Copy every line of the data below word for word, leaving out the pictures.

**Extracted information**:
^^^^^^^^
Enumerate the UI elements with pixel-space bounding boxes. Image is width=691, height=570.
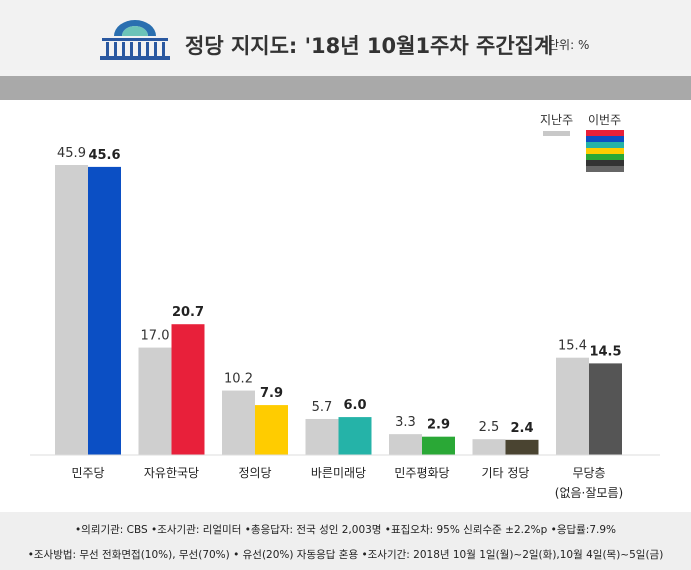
value-label-current: 6.0 — [343, 398, 366, 413]
bar-current — [422, 436, 455, 455]
legend-previous-label: 지난주 — [540, 113, 574, 127]
category-sublabel: (없음·잘모름) — [555, 486, 623, 500]
value-label-current: 2.4 — [510, 421, 533, 436]
category-label: 무당층 — [572, 466, 605, 480]
value-label-previous: 45.9 — [57, 146, 86, 161]
legend-current-swatch — [586, 130, 624, 172]
value-label-previous: 3.3 — [395, 415, 416, 430]
value-label-previous: 2.5 — [479, 420, 500, 435]
bar-current — [88, 166, 121, 455]
value-label-current: 20.7 — [172, 305, 204, 320]
category-label: 정의당 — [238, 466, 271, 480]
unit-label: 단위: % — [548, 38, 590, 52]
bar-current — [589, 363, 622, 455]
bar-chart: 45.9 45.6 민주당 17.020.7 자유한국당 10.2 7.9 정의당 5.7 6.0… — [30, 146, 660, 500]
category-label: 민주당 — [71, 466, 104, 480]
footer-notes: •의뢰기관: CBS •조사기관: 리얼미터 •총응답자: 전국 성인 2,00… — [0, 512, 691, 570]
bar-previous — [556, 357, 589, 455]
bar-previous — [222, 390, 255, 455]
value-label-current: 45.6 — [88, 148, 120, 163]
value-label-current: 2.9 — [427, 418, 450, 433]
category-label: 기타 정당 — [482, 466, 530, 480]
value-label-current: 14.5 — [589, 344, 621, 359]
page-title: 정당 지지도: '18년 10월1주차 주간집계 — [185, 34, 554, 58]
bar-previous — [305, 418, 339, 455]
value-label-previous: 10.2 — [224, 372, 253, 387]
bar-current — [338, 417, 372, 455]
divider-band — [0, 76, 691, 100]
category-label: 자유한국당 — [144, 466, 199, 480]
bar-previous — [389, 434, 422, 455]
category-label: 바른미래당 — [311, 466, 366, 480]
bar-current — [171, 324, 205, 455]
bar-current — [255, 405, 288, 455]
bar-previous — [138, 347, 172, 455]
value-label-previous: 17.0 — [141, 329, 170, 344]
bar-previous — [55, 165, 88, 455]
bar-previous — [472, 439, 506, 455]
value-label-previous: 5.7 — [312, 400, 333, 415]
legend-current-label: 이번주 — [588, 113, 622, 127]
footer-line-2: •조사방법: 무선 전화면접(10%), 무선(70%) • 유선(20%) 자… — [27, 549, 664, 561]
footer-line-1: •의뢰기관: CBS •조사기관: 리얼미터 •총응답자: 전국 성인 2,00… — [74, 524, 617, 536]
category-label: 민주평화당 — [394, 466, 449, 480]
value-label-previous: 15.4 — [558, 339, 587, 354]
legend-previous-swatch — [543, 131, 570, 136]
bar-current — [505, 439, 539, 455]
national-assembly-logo-icon — [100, 20, 170, 60]
value-label-current: 7.9 — [260, 386, 283, 401]
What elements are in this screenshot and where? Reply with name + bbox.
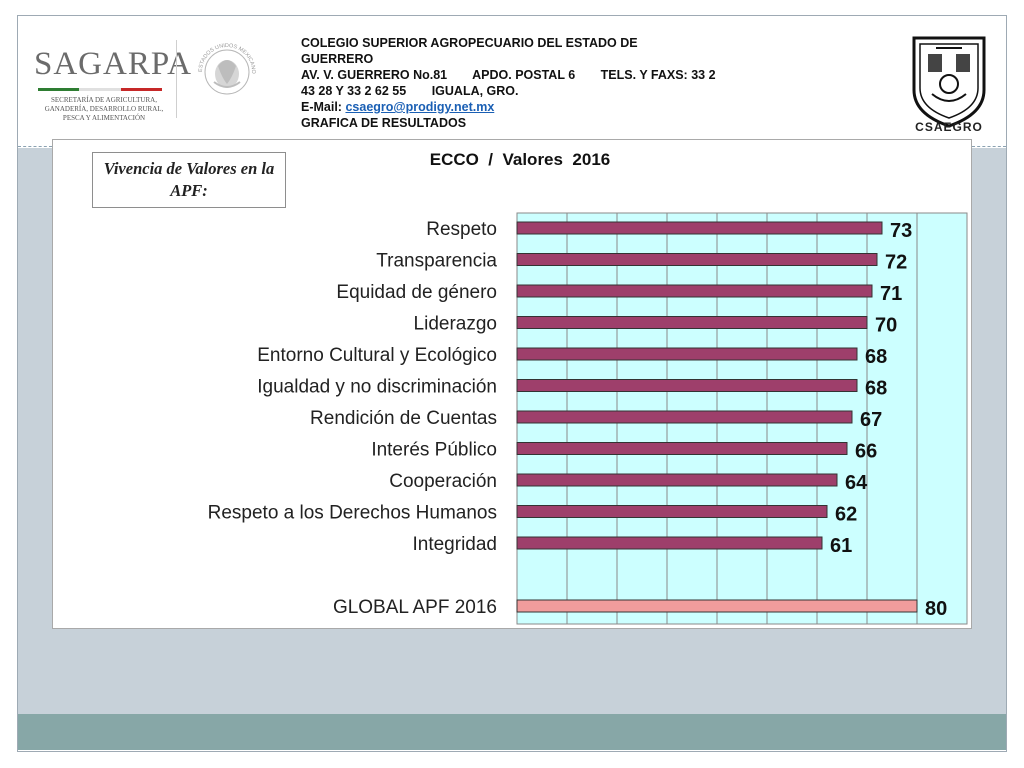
^^^^^^^^
**Output for this exercise**:
Enumerate the UI elements with pixel-space bounding boxes. Image is width=691, height=570.
value-label-current: 6.0 — [343, 398, 366, 413]
bar-current — [422, 436, 455, 455]
legend-previous-label: 지난주 — [540, 113, 574, 127]
category-sublabel: (없음·잘모름) — [555, 486, 623, 500]
value-label-current: 2.4 — [510, 421, 533, 436]
category-label: 무당층 — [572, 466, 605, 480]
value-label-previous: 45.9 — [57, 146, 86, 161]
legend-current-swatch — [586, 130, 624, 172]
value-label-previous: 3.3 — [395, 415, 416, 430]
value-label-previous: 2.5 — [479, 420, 500, 435]
bar-current — [88, 166, 121, 455]
value-label-current: 20.7 — [172, 305, 204, 320]
category-label: 정의당 — [238, 466, 271, 480]
unit-label: 단위: % — [548, 38, 590, 52]
bar-current — [589, 363, 622, 455]
bar-chart: 45.9 45.6 민주당 17.020.7 자유한국당 10.2 7.9 정의당 5.7 6.0… — [30, 146, 660, 500]
category-label: 민주당 — [71, 466, 104, 480]
footer-notes: •의뢰기관: CBS •조사기관: 리얼미터 •총응답자: 전국 성인 2,00… — [0, 512, 691, 570]
bar-previous — [556, 357, 589, 455]
bar-previous — [222, 390, 255, 455]
value-label-current: 45.6 — [88, 148, 120, 163]
value-label-current: 2.9 — [427, 418, 450, 433]
category-label: 기타 정당 — [482, 466, 530, 480]
value-label-current: 14.5 — [589, 344, 621, 359]
page-title: 정당 지지도: '18년 10월1주차 주간집계 — [185, 34, 554, 58]
bar-previous — [305, 418, 339, 455]
value-label-previous: 10.2 — [224, 372, 253, 387]
bar-current — [338, 417, 372, 455]
divider-band — [0, 76, 691, 100]
category-label: 자유한국당 — [144, 466, 199, 480]
bar-previous — [389, 434, 422, 455]
category-label: 바른미래당 — [311, 466, 366, 480]
bar-current — [171, 324, 205, 455]
bar-current — [255, 405, 288, 455]
bar-previous — [138, 347, 172, 455]
value-label-previous: 17.0 — [141, 329, 170, 344]
bar-previous — [55, 165, 88, 455]
bar-previous — [472, 439, 506, 455]
value-label-previous: 5.7 — [312, 400, 333, 415]
legend-current-label: 이번주 — [588, 113, 622, 127]
footer-line-2: •조사방법: 무선 전화면접(10%), 무선(70%) • 유선(20%) 자… — [27, 549, 664, 561]
footer-line-1: •의뢰기관: CBS •조사기관: 리얼미터 •총응답자: 전국 성인 2,00… — [74, 524, 617, 536]
category-label: 민주평화당 — [394, 466, 449, 480]
value-label-previous: 15.4 — [558, 339, 587, 354]
legend-previous-swatch — [543, 131, 570, 136]
bar-current — [505, 439, 539, 455]
national-assembly-logo-icon — [100, 20, 170, 60]
value-label-current: 7.9 — [260, 386, 283, 401]
What elements are in this screenshot and where? Reply with name + bbox.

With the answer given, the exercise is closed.